Task:
Quote, verbatim, all material below, without pictures.
┌──
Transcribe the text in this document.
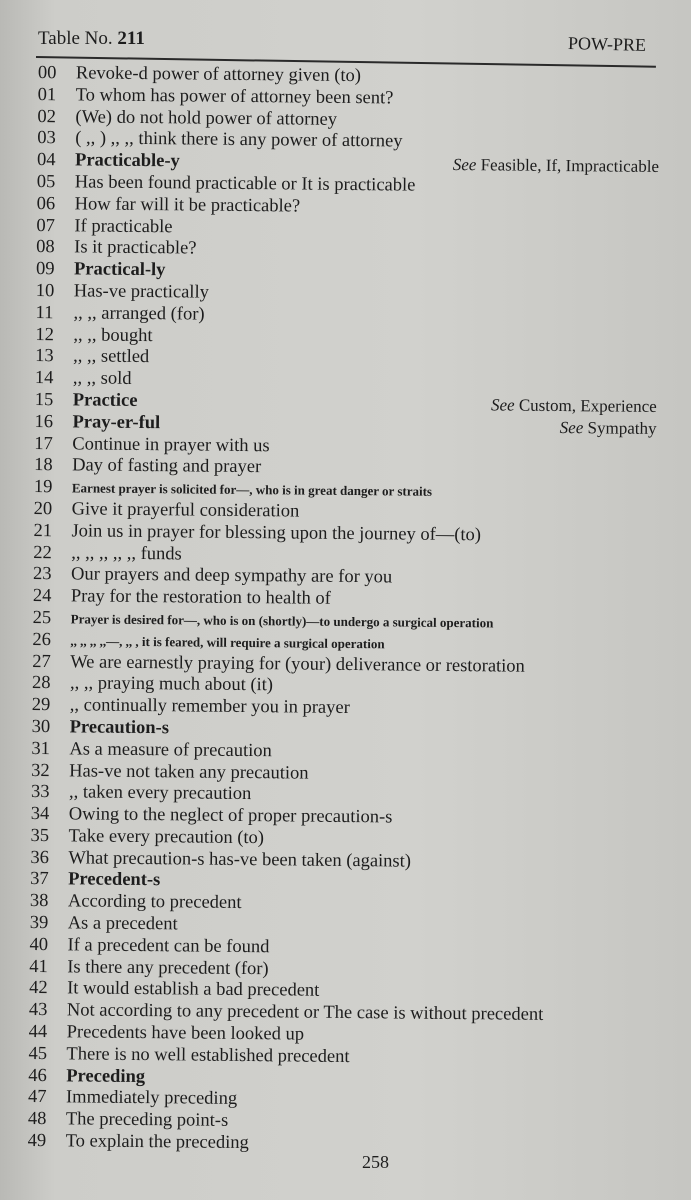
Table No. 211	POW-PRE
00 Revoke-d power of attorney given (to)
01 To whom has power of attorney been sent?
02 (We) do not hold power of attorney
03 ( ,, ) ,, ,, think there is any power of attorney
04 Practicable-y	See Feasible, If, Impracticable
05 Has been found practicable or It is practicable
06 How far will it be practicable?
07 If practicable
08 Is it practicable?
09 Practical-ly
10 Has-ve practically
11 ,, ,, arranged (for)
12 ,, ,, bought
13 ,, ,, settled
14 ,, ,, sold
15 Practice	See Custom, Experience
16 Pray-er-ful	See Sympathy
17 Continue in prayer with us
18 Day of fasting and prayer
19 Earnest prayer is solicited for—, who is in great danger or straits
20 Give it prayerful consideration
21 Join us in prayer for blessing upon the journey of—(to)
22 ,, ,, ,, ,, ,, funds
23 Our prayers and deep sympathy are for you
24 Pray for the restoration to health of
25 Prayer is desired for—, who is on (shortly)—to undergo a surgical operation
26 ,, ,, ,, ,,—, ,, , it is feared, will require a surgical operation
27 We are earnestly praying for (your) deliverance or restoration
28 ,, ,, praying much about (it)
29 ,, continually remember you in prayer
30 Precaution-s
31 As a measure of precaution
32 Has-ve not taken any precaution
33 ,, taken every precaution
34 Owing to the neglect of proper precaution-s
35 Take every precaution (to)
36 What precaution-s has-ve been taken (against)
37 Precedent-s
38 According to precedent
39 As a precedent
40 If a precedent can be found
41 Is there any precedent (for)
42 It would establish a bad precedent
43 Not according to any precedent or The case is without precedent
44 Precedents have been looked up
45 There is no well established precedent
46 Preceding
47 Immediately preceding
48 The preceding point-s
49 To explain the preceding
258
└──
Task output:
Transcribe the text in this document.
Table No. 211	POW-PRE
00 Revoke-d power of attorney given (to)
01 To whom has power of attorney been sent?
02 (We) do not hold power of attorney
03 ( ,, ) ,, ,, think there is any power of attorney
04 Practicable-y	See Feasible, If, Impracticable
05 Has been found practicable or It is practicable
06 How far will it be practicable?
07 If practicable
08 Is it practicable?
09 Practical-ly
10 Has-ve practically
11 ,, ,, arranged (for)
12 ,, ,, bought
13 ,, ,, settled
14 ,, ,, sold
15 Practice	See Custom, Experience
16 Pray-er-ful	See Sympathy
17 Continue in prayer with us
18 Day of fasting and prayer
19 Earnest prayer is solicited for—, who is in great danger or straits
20 Give it prayerful consideration
21 Join us in prayer for blessing upon the journey of—(to)
22 ,, ,, ,, ,, ,, funds
23 Our prayers and deep sympathy are for you
24 Pray for the restoration to health of
25 Prayer is desired for—, who is on (shortly)—to undergo a surgical operation
26 ,, ,, ,, ,,—, ,, , it is feared, will require a surgical operation
27 We are earnestly praying for (your) deliverance or restoration
28 ,, ,, praying much about (it)
29 ,, continually remember you in prayer
30 Precaution-s
31 As a measure of precaution
32 Has-ve not taken any precaution
33 ,, taken every precaution
34 Owing to the neglect of proper precaution-s
35 Take every precaution (to)
36 What precaution-s has-ve been taken (against)
37 Precedent-s
38 According to precedent
39 As a precedent
40 If a precedent can be found
41 Is there any precedent (for)
42 It would establish a bad precedent
43 Not according to any precedent or The case is without precedent
44 Precedents have been looked up
45 There is no well established precedent
46 Preceding
47 Immediately preceding
48 The preceding point-s
49 To explain the preceding
258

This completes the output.